**EXERCISE GOAL:**
Find every line in the records below that holds the word "text" and copy it.

**INFORMATION GIVEN:**
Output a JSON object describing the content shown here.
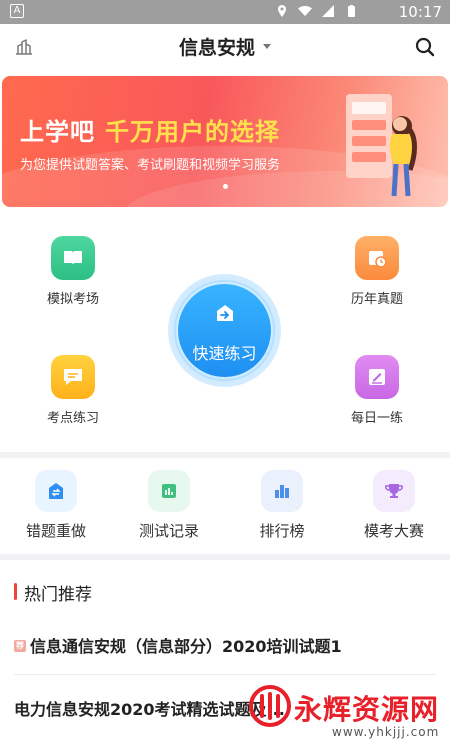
{
  "status_bar": {
    "time": "10:17",
    "left_badge": "A"
  },
  "header": {
    "title": "信息安规"
  },
  "banner": {
    "headline_part1": "上学吧",
    "headline_part2": "千万用户的选择",
    "subtitle": "为您提供试题答案、考试刷题和视频学习服务"
  },
  "features": {
    "mock_exam": "模拟考场",
    "past_exams": "历年真题",
    "quick_practice": "快速练习",
    "key_points": "考点练习",
    "daily": "每日一练"
  },
  "secondary": [
    {
      "label": "错题重做",
      "icon": "redo-icon"
    },
    {
      "label": "测试记录",
      "icon": "chart-icon"
    },
    {
      "label": "排行榜",
      "icon": "ranking-icon"
    },
    {
      "label": "模考大赛",
      "icon": "trophy-icon"
    }
  ],
  "hot": {
    "title": "热门推荐",
    "items": [
      {
        "tag": "荐",
        "text": "信息通信安规（信息部分）2020培训试题1"
      },
      {
        "text": "电力信息安规2020考试精选试题及..."
      }
    ]
  },
  "watermark": {
    "name": "永辉资源网",
    "url": "www.yhkjjj.com"
  },
  "colors": {
    "accent": "#1e8ff2",
    "banner": "#f9585a",
    "hot_bar": "#f0433b"
  }
}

**TASK ANSWER:**
        "text": "信息通信安规（信息部分）2020培训试题1"
        "text": "电力信息安规2020考试精选试题及..."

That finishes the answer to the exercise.